What you will do: Copy the lines below as they are; omit the images they contain.

Task input:
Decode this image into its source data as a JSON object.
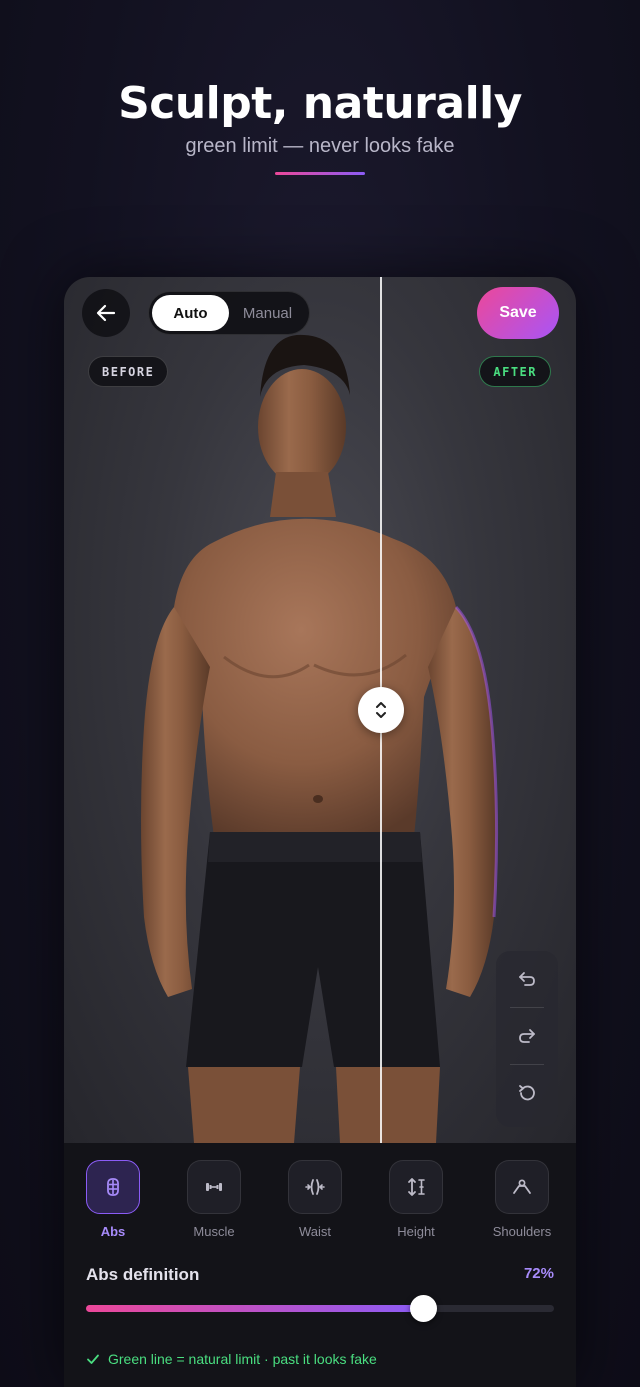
{
  "hero": {
    "title": "Sculpt, naturally",
    "subtitle": "green limit — never looks fake"
  },
  "editor": {
    "back_icon": "arrow-left-icon",
    "mode": {
      "options": [
        "Auto",
        "Manual"
      ],
      "selected": "Auto"
    },
    "save_label": "Save",
    "before_label": "BEFORE",
    "after_label": "AFTER",
    "compare_handle_icon": "chevron-up-down-icon",
    "history": [
      "undo-icon",
      "redo-icon",
      "reset-icon"
    ]
  },
  "tools": {
    "selected": "Abs",
    "items": [
      {
        "label": "Abs",
        "icon": "abs-icon"
      },
      {
        "label": "Muscle",
        "icon": "dumbbell-icon"
      },
      {
        "label": "Waist",
        "icon": "waist-icon"
      },
      {
        "label": "Height",
        "icon": "height-icon"
      },
      {
        "label": "Shoulders",
        "icon": "shoulders-icon"
      }
    ]
  },
  "slider": {
    "title": "Abs definition",
    "value_label": "72%",
    "value": 0.72
  },
  "hint": {
    "icon": "check-icon",
    "text": "Green line = natural limit · past it looks fake"
  },
  "colors": {
    "accent_pink": "#ec4899",
    "accent_purple": "#8b5cf6",
    "limit_green": "#4ade80"
  }
}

Exercise solution:
Decode this image into its source data as a JSON object.
{
  "hero": {
    "title": "Sculpt, naturally",
    "subtitle": "green limit — never looks fake"
  },
  "editor": {
    "back_icon": "arrow-left-icon",
    "mode": {
      "options": [
        "Auto",
        "Manual"
      ],
      "selected": "Auto"
    },
    "save_label": "Save",
    "before_label": "BEFORE",
    "after_label": "AFTER",
    "compare_handle_icon": "chevron-up-down-icon",
    "history": [
      "undo-icon",
      "redo-icon",
      "reset-icon"
    ]
  },
  "tools": {
    "selected": "Abs",
    "items": [
      {
        "label": "Abs",
        "icon": "abs-icon"
      },
      {
        "label": "Muscle",
        "icon": "dumbbell-icon"
      },
      {
        "label": "Waist",
        "icon": "waist-icon"
      },
      {
        "label": "Height",
        "icon": "height-icon"
      },
      {
        "label": "Shoulders",
        "icon": "shoulders-icon"
      }
    ]
  },
  "slider": {
    "title": "Abs definition",
    "value_label": "72%",
    "value": 0.72
  },
  "hint": {
    "icon": "check-icon",
    "text": "Green line = natural limit · past it looks fake"
  },
  "colors": {
    "accent_pink": "#ec4899",
    "accent_purple": "#8b5cf6",
    "limit_green": "#4ade80"
  }
}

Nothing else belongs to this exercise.